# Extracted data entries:
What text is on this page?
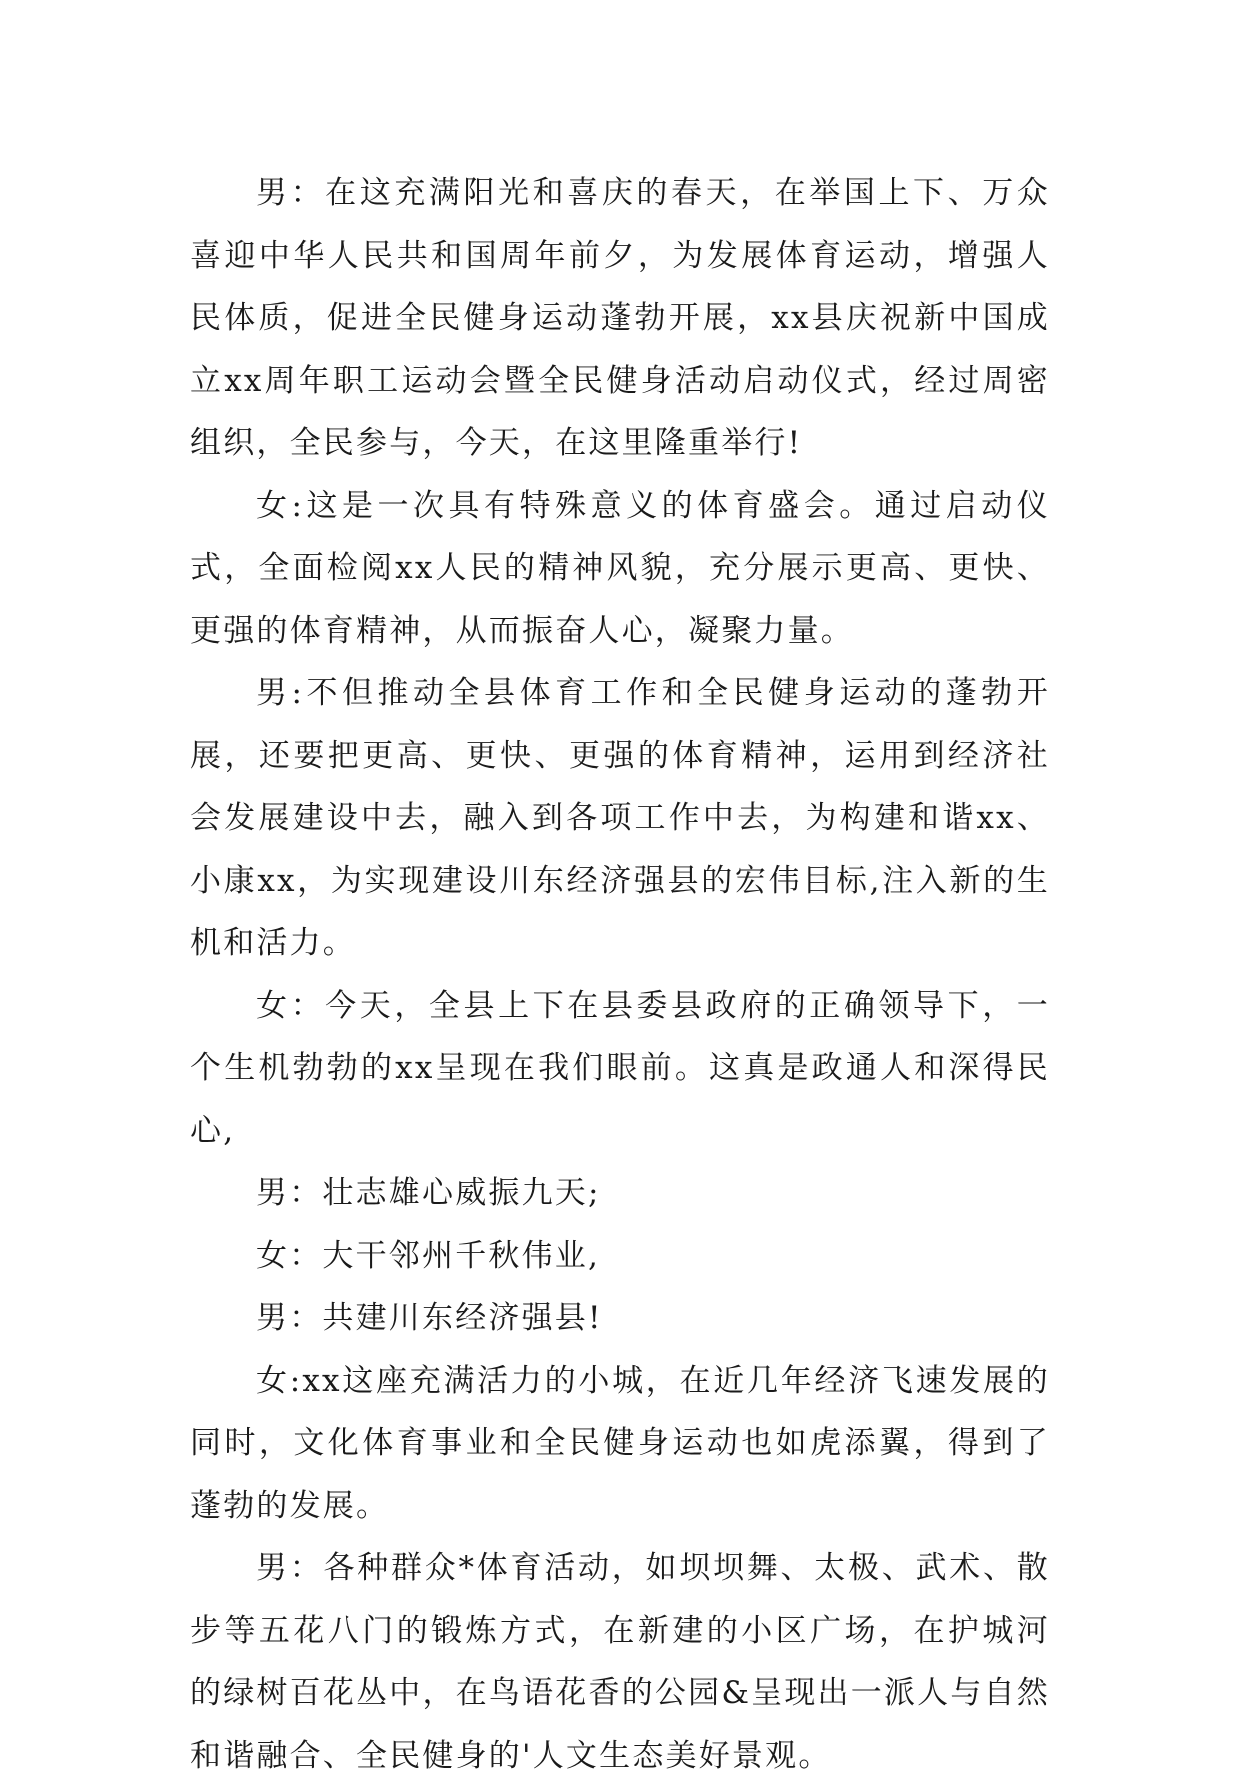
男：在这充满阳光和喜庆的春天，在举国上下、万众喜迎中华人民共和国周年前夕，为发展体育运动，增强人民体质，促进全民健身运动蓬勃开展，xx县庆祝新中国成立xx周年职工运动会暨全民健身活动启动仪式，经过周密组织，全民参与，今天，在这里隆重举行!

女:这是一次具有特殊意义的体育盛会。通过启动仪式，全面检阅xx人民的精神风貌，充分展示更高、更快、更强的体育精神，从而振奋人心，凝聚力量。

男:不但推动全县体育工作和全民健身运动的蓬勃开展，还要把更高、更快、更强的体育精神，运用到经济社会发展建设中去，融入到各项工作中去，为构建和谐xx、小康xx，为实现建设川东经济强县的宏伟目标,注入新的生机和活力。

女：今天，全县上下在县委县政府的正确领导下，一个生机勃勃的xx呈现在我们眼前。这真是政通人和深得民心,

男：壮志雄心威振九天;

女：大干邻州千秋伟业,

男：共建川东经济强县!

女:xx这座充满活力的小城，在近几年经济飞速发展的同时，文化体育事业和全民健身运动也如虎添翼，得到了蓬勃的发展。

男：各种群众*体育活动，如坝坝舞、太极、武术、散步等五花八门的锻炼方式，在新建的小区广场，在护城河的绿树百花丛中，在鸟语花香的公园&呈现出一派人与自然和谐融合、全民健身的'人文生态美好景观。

# Written instruction:
Without the pictures, repeat all the records word for word.

# Reply:
What text is on this page?
男：在这充满阳光和喜庆的春天，在举国上下、万众喜迎中华人民共和国周年前夕，为发展体育运动，增强人民体质，促进全民健身运动蓬勃开展，xx县庆祝新中国成立xx周年职工运动会暨全民健身活动启动仪式，经过周密组织，全民参与，今天，在这里隆重举行!

女:这是一次具有特殊意义的体育盛会。通过启动仪式，全面检阅xx人民的精神风貌，充分展示更高、更快、更强的体育精神，从而振奋人心，凝聚力量。

男:不但推动全县体育工作和全民健身运动的蓬勃开展，还要把更高、更快、更强的体育精神，运用到经济社会发展建设中去，融入到各项工作中去，为构建和谐xx、小康xx，为实现建设川东经济强县的宏伟目标,注入新的生机和活力。

女：今天，全县上下在县委县政府的正确领导下，一个生机勃勃的xx呈现在我们眼前。这真是政通人和深得民心,

男：壮志雄心威振九天;

女：大干邻州千秋伟业,

男：共建川东经济强县!

女:xx这座充满活力的小城，在近几年经济飞速发展的同时，文化体育事业和全民健身运动也如虎添翼，得到了蓬勃的发展。

男：各种群众*体育活动，如坝坝舞、太极、武术、散步等五花八门的锻炼方式，在新建的小区广场，在护城河的绿树百花丛中，在鸟语花香的公园&呈现出一派人与自然和谐融合、全民健身的'人文生态美好景观。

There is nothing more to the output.